== Exercise material ==

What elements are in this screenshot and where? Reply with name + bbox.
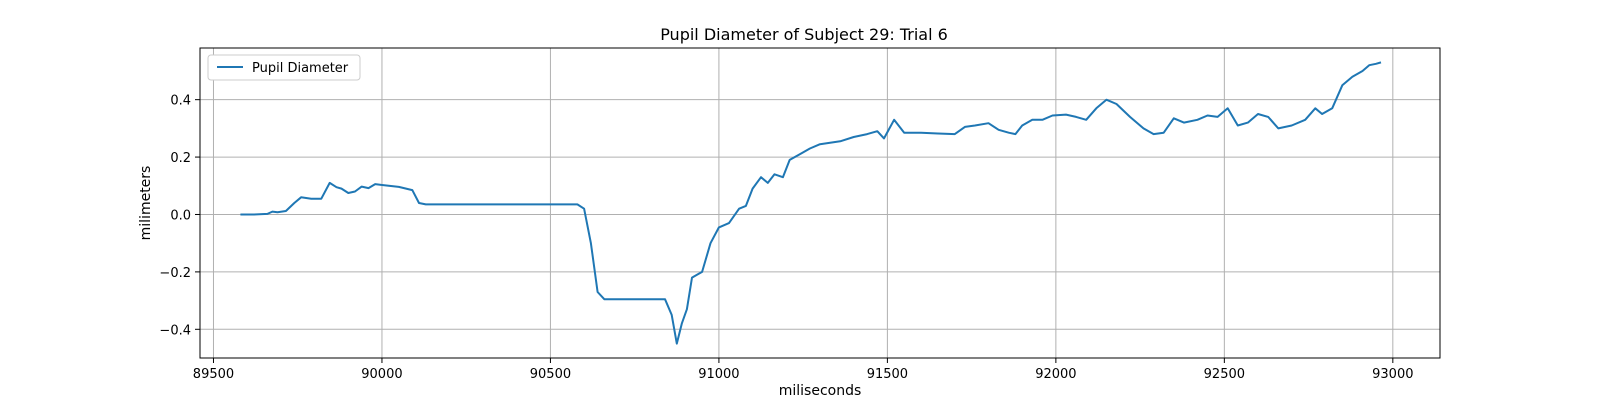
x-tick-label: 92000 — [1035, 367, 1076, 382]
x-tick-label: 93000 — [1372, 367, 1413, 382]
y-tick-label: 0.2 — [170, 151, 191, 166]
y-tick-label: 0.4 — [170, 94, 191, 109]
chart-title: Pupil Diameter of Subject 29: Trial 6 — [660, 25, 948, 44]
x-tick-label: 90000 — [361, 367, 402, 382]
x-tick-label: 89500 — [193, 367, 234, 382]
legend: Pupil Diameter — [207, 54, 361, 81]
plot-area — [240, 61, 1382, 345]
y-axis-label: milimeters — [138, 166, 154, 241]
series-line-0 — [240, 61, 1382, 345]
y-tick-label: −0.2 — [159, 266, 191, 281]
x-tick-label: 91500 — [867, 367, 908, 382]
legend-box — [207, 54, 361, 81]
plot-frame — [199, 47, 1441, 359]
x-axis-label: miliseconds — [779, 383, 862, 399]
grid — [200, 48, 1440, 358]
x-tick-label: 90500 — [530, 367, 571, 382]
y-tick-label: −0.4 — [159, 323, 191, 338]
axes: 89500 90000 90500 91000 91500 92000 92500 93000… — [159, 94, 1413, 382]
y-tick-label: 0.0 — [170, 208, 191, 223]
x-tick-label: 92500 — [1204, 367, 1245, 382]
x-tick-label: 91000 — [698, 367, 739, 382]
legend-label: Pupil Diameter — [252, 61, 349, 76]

===
== Exercise material ==

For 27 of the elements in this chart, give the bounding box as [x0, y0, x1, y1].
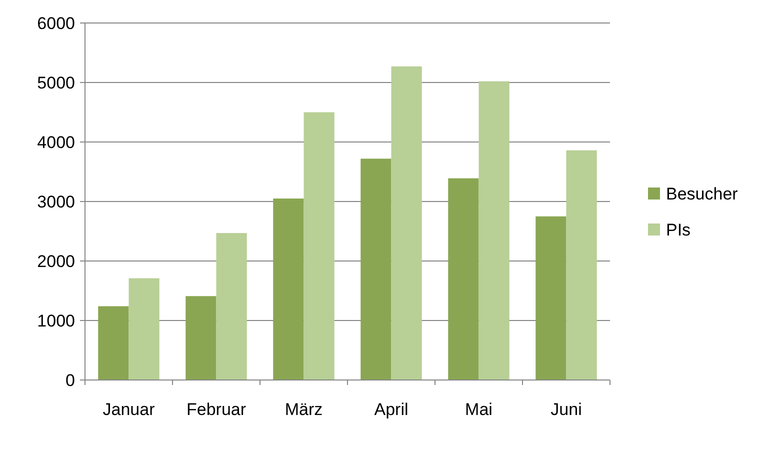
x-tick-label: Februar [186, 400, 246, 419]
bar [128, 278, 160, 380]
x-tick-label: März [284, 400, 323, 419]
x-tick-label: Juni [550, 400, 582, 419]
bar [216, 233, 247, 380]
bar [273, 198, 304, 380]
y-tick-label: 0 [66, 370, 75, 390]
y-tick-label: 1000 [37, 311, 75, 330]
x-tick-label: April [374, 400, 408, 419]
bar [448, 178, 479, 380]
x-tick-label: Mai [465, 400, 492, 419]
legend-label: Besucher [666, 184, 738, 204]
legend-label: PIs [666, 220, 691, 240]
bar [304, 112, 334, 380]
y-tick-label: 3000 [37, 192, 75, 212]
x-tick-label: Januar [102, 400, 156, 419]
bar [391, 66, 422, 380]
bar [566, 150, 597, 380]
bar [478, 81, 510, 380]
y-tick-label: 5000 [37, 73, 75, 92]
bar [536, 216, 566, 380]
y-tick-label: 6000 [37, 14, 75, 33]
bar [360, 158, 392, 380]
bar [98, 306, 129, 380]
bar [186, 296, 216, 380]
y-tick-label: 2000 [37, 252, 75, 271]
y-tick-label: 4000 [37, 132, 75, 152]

===

→ What is required: Pick out each line in the listings above that contains the string "elements", and copy those lines.

→ Solution to the problem:
What elements are in this screenshot and where? Reply with name + bbox.
For 27 of the elements in this chart, give the bounding box as [x0, y0, x1, y1].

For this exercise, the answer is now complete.